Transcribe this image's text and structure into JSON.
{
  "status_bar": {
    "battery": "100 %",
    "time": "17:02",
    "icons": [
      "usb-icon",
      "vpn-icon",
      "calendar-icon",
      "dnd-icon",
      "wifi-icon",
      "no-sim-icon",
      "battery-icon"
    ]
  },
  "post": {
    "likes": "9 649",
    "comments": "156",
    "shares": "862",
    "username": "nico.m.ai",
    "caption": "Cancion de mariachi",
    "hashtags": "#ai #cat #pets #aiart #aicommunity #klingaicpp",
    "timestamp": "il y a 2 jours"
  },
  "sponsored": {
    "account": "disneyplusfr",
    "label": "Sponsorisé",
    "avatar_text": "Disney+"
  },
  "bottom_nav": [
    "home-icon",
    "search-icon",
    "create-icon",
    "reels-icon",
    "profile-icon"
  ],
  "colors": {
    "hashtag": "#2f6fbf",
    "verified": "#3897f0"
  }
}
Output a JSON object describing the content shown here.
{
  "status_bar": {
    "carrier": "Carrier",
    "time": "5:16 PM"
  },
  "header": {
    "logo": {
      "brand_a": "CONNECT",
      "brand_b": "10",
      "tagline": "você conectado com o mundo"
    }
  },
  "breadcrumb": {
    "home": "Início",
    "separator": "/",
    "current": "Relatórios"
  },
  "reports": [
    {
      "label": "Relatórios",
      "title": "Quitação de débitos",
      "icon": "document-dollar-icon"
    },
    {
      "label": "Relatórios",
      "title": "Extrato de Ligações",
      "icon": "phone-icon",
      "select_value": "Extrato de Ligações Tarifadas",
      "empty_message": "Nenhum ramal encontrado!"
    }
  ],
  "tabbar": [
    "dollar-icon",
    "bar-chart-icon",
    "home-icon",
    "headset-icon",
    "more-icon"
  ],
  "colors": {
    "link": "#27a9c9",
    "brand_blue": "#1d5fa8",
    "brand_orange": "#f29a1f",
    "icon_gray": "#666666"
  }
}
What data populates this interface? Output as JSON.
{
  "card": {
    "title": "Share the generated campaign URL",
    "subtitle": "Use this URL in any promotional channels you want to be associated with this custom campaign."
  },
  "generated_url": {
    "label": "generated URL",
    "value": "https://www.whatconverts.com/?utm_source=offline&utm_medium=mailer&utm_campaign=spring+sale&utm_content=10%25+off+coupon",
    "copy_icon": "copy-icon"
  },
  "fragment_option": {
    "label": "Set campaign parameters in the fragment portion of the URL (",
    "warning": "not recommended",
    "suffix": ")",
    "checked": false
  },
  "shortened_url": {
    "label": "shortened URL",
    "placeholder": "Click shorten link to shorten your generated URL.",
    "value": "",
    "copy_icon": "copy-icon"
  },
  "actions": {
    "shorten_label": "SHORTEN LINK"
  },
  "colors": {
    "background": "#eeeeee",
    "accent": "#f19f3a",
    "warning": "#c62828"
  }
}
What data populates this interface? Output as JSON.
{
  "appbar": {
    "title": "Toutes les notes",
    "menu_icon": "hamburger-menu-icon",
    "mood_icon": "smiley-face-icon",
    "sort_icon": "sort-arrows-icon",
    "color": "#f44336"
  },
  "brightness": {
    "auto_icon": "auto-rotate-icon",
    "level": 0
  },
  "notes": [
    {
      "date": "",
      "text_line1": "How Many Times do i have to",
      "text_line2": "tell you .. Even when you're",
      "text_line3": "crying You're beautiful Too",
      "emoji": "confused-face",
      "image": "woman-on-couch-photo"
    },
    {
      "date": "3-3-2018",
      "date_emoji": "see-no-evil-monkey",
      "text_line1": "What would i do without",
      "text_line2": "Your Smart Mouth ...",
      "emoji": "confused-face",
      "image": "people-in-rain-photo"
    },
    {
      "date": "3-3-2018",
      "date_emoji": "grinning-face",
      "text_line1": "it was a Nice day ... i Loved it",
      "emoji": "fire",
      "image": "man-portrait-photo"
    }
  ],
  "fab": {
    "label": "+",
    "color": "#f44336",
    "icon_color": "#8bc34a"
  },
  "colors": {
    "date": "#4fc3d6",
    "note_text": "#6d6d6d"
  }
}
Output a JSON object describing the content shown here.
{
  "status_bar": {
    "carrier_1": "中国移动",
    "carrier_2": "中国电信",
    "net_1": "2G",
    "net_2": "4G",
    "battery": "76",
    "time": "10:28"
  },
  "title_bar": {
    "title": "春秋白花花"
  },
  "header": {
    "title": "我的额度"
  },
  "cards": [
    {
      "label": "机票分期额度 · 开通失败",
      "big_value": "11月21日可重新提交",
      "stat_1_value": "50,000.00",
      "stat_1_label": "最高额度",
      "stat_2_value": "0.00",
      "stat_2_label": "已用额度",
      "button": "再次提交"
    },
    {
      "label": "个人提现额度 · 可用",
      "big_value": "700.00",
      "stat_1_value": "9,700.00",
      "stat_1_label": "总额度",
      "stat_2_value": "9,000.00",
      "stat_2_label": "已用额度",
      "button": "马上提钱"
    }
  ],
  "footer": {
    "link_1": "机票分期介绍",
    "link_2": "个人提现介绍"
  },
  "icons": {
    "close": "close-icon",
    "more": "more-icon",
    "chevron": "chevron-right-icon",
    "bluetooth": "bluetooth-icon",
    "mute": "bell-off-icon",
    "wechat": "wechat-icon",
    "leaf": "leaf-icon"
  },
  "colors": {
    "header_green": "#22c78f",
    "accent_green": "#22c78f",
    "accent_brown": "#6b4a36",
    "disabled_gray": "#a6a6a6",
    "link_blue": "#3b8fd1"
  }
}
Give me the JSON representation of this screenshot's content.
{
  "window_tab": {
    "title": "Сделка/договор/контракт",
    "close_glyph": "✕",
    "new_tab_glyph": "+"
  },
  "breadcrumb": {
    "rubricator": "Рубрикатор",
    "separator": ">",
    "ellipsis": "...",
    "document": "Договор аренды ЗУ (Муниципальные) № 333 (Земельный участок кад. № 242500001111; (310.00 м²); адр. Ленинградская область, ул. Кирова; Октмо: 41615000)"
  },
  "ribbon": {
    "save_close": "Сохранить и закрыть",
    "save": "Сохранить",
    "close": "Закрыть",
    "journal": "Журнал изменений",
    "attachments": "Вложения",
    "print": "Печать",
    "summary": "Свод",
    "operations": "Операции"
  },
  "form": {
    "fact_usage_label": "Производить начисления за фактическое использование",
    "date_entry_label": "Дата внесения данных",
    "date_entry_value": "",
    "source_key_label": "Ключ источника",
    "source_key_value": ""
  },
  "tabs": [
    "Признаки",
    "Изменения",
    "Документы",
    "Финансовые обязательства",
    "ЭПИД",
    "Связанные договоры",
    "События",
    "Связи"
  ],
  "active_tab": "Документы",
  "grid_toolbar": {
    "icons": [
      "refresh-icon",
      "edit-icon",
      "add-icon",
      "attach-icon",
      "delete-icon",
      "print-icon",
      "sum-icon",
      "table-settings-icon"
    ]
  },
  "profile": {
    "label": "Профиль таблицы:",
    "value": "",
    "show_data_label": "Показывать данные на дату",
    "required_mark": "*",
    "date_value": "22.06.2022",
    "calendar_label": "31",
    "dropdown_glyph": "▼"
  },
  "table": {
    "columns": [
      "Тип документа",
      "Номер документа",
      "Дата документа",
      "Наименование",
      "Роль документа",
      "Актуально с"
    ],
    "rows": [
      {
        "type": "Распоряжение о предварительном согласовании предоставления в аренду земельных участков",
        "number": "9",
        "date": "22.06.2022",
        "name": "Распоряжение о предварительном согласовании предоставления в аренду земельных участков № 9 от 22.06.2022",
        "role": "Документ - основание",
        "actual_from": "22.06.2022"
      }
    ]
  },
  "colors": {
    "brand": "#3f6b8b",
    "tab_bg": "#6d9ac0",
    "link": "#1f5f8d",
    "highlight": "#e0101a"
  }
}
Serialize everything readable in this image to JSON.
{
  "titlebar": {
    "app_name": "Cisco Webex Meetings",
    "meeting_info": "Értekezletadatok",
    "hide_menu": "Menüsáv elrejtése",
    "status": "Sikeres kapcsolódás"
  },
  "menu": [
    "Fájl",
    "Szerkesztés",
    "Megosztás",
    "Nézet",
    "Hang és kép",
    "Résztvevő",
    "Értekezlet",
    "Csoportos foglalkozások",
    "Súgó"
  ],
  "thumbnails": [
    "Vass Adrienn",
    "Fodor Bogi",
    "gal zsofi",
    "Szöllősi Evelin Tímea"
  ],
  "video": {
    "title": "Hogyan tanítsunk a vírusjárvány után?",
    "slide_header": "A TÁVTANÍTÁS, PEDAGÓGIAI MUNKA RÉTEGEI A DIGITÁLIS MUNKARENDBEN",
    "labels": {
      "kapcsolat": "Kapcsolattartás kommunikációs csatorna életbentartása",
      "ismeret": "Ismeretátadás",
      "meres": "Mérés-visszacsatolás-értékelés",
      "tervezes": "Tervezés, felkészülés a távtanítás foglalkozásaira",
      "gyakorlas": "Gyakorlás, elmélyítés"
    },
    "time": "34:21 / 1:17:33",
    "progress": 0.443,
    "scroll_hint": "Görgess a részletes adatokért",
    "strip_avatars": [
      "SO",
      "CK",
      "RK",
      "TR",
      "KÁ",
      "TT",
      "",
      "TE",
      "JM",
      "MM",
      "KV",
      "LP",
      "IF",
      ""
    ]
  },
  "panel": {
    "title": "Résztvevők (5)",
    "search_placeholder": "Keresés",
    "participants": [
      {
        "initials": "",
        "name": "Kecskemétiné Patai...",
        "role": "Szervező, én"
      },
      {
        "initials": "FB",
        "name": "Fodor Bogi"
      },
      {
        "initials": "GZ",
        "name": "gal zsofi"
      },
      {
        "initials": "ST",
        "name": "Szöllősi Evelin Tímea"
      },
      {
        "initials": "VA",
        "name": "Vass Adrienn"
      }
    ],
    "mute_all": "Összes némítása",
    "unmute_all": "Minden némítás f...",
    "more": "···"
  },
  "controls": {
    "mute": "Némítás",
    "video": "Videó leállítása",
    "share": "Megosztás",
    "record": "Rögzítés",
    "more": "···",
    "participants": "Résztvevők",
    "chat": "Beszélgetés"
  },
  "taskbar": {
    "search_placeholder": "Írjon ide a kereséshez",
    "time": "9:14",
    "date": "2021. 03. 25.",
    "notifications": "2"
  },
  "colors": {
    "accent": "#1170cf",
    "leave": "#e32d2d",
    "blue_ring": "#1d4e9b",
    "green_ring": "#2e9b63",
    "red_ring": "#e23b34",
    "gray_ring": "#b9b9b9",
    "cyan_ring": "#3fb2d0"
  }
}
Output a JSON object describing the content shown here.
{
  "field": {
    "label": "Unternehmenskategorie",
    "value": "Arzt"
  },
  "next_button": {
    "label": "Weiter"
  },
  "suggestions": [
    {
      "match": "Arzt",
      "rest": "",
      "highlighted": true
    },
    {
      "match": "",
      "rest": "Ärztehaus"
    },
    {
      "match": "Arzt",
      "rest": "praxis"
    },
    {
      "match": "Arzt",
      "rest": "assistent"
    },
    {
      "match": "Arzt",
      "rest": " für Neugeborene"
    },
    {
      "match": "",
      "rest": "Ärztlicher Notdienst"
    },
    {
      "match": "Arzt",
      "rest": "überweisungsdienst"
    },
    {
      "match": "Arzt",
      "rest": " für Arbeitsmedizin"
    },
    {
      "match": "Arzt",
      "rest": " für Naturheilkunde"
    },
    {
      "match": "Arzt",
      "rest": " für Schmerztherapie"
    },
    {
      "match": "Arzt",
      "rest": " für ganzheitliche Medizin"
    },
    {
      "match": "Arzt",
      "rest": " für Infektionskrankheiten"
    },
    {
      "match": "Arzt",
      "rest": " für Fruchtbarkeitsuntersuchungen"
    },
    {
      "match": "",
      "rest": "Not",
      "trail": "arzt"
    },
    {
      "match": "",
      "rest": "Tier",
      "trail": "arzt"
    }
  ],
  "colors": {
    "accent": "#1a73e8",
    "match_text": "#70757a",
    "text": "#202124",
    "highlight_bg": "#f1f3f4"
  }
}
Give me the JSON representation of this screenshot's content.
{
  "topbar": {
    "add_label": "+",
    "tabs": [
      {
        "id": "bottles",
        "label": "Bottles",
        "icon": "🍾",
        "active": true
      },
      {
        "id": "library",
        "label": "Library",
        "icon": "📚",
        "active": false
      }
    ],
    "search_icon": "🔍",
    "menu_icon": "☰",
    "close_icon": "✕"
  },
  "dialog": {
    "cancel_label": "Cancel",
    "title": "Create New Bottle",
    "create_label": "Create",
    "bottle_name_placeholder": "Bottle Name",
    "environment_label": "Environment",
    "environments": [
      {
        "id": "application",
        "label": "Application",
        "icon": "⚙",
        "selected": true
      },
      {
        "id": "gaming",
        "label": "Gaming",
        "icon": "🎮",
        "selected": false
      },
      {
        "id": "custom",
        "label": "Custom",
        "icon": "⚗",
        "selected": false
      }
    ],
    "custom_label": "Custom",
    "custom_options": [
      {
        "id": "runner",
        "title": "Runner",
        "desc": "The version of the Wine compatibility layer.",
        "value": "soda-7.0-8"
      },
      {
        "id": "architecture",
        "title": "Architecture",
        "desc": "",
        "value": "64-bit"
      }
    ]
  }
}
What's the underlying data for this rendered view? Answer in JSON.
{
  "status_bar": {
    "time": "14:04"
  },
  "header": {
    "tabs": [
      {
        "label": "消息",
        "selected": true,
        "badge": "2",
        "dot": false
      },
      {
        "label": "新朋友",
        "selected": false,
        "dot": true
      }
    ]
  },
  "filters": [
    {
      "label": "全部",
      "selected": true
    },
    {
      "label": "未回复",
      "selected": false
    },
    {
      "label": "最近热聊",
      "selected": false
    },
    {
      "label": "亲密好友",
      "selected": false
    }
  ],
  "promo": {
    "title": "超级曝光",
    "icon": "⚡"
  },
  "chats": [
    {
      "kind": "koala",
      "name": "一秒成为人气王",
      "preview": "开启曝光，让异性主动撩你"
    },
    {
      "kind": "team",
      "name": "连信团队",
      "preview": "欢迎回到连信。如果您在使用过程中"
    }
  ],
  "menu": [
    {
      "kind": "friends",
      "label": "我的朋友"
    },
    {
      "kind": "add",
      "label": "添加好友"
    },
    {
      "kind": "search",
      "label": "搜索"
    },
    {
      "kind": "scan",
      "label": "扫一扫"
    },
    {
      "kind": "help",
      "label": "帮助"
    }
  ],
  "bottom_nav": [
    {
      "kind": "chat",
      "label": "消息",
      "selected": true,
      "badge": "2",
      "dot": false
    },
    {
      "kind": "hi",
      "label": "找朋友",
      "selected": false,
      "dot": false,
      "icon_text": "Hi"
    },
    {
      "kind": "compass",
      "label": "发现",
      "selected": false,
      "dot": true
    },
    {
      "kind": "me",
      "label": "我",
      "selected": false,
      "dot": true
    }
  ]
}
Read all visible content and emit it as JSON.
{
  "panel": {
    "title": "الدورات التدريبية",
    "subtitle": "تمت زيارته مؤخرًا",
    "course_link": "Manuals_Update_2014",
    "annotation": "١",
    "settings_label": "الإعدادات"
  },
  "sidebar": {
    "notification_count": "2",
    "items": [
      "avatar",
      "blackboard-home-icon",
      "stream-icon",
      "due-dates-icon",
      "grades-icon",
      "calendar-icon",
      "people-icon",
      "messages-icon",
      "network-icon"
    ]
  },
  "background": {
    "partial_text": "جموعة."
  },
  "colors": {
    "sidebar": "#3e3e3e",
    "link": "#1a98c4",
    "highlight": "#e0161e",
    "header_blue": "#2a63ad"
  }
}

● ● ● ●

TASK TO CARRY OUT —
Find every line with the word "согласовании" and state how many there are, with no other words.

WORKED SOLUTION —
2